AIM
Scan the material that follows. Copy every line containing the word "microcloudservice".

-- begin --

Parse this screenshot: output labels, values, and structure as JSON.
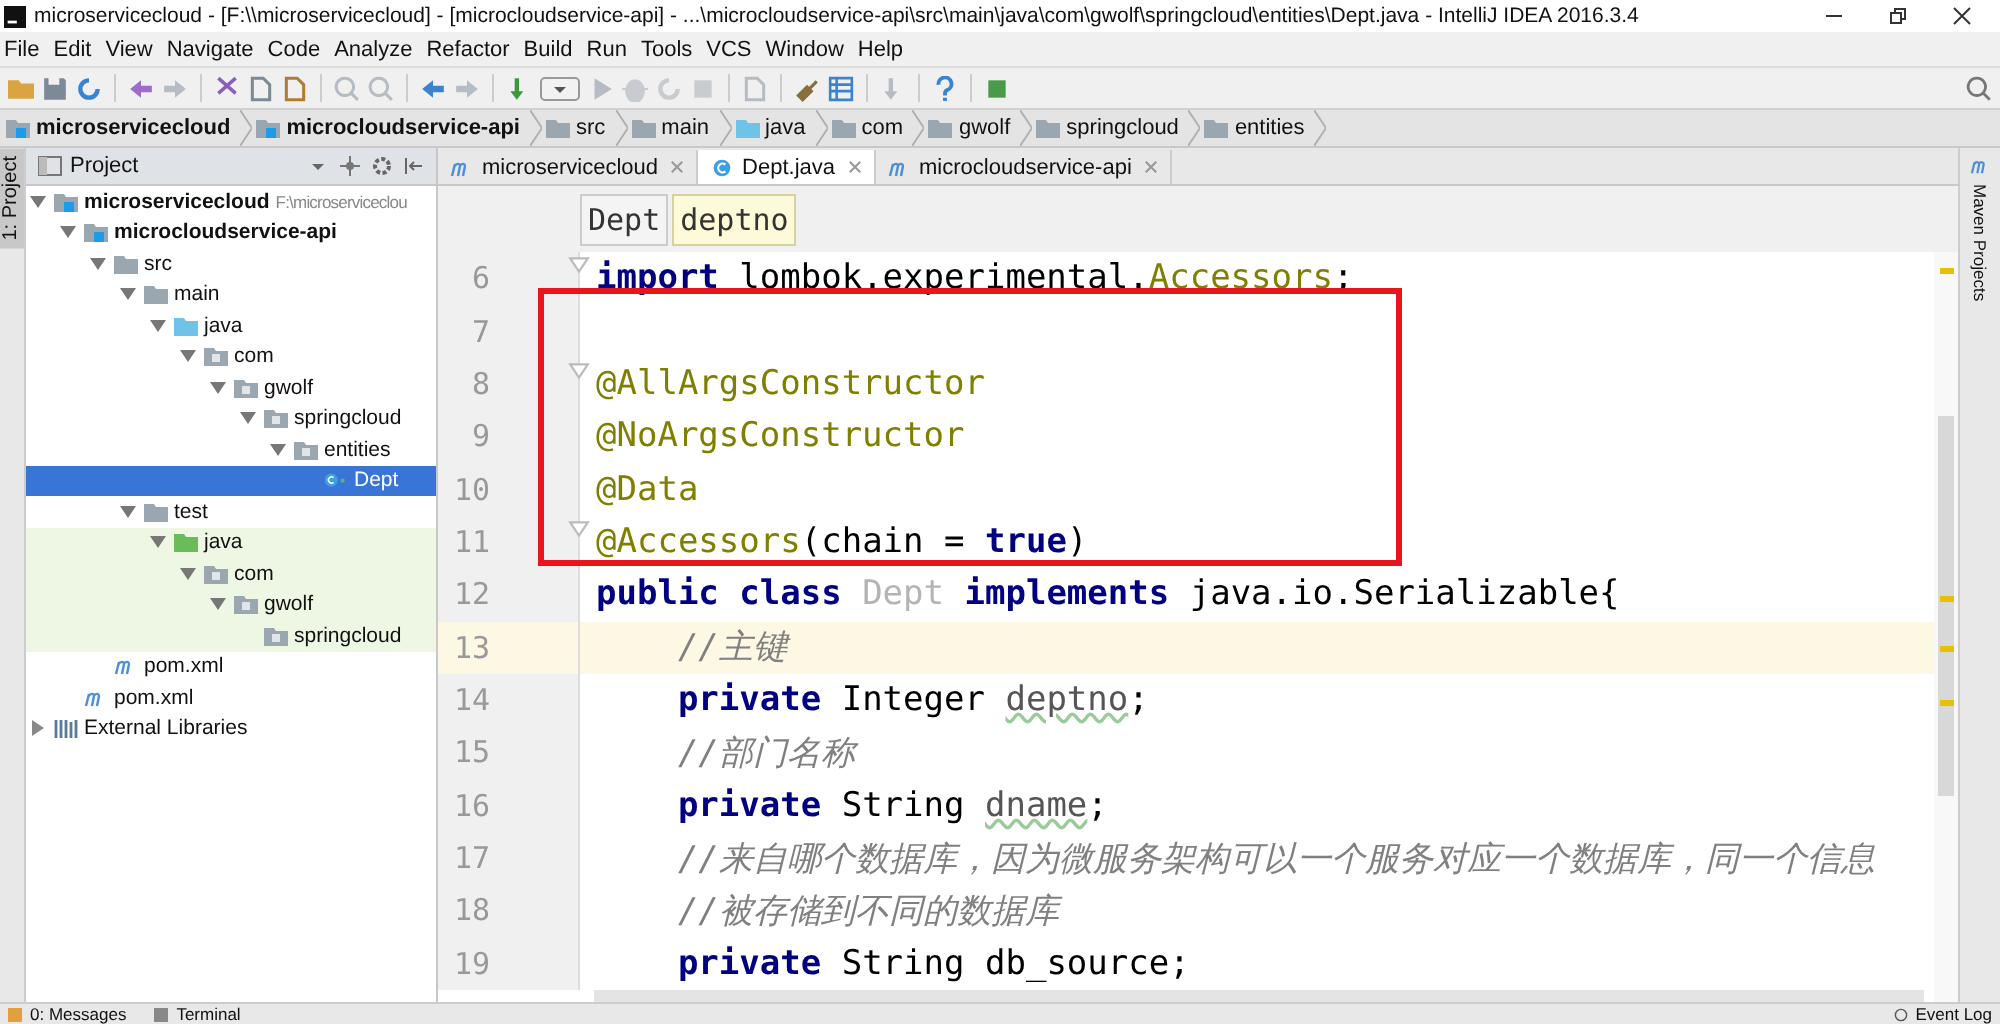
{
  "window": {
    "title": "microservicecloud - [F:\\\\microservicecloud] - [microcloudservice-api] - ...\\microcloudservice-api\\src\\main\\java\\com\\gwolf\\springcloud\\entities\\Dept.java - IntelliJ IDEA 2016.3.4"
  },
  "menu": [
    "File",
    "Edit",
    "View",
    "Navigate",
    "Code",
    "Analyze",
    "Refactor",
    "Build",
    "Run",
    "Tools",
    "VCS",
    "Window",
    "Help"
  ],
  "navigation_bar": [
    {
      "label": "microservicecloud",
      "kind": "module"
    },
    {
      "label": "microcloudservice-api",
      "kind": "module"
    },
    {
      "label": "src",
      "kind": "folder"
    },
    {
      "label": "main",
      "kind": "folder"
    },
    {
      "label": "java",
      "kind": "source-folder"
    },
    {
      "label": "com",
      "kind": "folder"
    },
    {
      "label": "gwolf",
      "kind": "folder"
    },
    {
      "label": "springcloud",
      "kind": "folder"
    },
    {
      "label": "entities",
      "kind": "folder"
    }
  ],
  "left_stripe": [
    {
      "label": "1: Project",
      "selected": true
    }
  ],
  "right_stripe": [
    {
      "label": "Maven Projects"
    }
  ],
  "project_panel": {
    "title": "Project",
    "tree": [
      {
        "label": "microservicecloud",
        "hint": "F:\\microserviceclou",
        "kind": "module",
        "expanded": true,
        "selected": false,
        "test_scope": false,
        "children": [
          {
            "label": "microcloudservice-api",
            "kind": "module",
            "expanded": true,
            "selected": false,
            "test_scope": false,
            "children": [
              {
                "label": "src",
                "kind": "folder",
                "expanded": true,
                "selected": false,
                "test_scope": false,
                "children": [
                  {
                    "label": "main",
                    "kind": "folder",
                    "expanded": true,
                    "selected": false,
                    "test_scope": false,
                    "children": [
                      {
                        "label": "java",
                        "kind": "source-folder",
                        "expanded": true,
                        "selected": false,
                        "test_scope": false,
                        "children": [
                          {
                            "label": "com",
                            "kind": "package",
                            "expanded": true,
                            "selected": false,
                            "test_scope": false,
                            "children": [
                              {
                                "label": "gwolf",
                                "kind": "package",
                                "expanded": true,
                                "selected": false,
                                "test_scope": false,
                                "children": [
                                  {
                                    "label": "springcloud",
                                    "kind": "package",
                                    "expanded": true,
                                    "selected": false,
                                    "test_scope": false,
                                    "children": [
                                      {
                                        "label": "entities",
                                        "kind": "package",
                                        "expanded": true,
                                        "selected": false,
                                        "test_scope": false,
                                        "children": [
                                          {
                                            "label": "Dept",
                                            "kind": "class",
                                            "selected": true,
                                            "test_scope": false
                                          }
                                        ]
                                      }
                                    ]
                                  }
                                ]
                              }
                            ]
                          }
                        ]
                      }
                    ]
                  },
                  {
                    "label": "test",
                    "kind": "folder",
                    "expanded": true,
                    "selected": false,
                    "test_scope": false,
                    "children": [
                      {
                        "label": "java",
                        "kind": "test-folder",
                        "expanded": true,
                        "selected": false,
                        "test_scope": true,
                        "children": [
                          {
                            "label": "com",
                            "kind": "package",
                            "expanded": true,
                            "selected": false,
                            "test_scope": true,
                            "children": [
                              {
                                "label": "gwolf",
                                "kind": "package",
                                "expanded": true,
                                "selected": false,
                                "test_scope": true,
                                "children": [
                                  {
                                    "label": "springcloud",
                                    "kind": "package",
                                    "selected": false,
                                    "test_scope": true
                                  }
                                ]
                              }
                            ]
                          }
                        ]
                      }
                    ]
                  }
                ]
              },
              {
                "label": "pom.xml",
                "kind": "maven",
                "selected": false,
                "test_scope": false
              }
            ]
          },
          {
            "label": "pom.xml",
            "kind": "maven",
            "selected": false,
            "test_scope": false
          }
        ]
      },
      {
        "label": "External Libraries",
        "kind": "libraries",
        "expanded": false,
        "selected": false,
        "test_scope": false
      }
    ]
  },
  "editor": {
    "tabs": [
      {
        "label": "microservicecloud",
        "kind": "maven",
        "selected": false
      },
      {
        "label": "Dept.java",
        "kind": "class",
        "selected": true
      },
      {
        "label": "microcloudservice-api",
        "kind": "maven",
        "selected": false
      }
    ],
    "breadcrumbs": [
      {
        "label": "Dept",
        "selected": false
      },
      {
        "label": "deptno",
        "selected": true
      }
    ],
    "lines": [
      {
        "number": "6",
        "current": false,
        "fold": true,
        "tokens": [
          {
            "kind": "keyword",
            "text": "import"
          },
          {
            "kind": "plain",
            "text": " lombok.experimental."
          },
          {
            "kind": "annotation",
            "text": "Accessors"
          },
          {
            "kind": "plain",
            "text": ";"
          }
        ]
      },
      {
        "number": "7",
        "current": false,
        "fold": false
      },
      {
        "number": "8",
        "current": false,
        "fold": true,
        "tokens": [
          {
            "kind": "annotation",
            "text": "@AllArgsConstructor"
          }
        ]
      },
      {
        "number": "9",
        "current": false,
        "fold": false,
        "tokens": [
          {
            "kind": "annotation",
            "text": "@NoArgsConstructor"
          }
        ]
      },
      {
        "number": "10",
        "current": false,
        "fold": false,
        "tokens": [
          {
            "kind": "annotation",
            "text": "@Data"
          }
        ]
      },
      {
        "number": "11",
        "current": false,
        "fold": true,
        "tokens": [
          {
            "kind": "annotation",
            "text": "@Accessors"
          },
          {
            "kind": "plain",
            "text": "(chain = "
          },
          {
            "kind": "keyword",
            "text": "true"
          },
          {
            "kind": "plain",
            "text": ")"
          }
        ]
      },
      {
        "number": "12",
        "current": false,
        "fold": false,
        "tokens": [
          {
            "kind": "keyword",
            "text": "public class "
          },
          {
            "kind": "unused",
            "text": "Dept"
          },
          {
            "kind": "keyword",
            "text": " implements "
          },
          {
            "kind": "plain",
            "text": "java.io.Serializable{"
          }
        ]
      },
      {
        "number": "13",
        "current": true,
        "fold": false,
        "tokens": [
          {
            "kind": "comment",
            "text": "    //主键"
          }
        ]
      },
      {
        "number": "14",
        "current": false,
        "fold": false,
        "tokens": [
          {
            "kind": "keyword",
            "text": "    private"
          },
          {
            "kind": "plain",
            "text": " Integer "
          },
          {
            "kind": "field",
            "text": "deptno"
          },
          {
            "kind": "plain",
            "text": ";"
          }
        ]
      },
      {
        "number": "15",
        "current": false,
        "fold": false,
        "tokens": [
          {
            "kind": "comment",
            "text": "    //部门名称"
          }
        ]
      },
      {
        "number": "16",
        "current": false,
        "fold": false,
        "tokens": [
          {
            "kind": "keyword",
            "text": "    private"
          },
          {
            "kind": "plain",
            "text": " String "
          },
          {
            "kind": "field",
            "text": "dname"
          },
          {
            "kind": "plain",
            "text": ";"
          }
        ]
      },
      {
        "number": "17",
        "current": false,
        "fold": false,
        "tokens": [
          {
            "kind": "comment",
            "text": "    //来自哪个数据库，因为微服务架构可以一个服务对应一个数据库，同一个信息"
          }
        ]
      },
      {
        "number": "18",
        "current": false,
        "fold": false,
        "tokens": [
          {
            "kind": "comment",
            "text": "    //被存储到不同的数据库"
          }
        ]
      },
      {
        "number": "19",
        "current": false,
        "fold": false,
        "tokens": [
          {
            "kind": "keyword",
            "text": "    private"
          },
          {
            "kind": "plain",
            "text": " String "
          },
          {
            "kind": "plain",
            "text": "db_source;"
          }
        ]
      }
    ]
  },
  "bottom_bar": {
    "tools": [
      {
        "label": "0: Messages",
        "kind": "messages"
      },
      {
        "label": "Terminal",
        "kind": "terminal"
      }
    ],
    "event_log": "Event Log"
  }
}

-- end --

SOLUTION
    "title": "microservicecloud - [F:\\\\microservicecloud] - [microcloudservice-api] - ...\\microcloudservice-api\\src\\main\\java\\com\\gwolf\\springcloud\\entities\\Dept.java - IntelliJ IDEA 2016.3.4"
      "label": "microcloudservice-api",
            "label": "microcloudservice-api",
        "label": "microcloudservice-api",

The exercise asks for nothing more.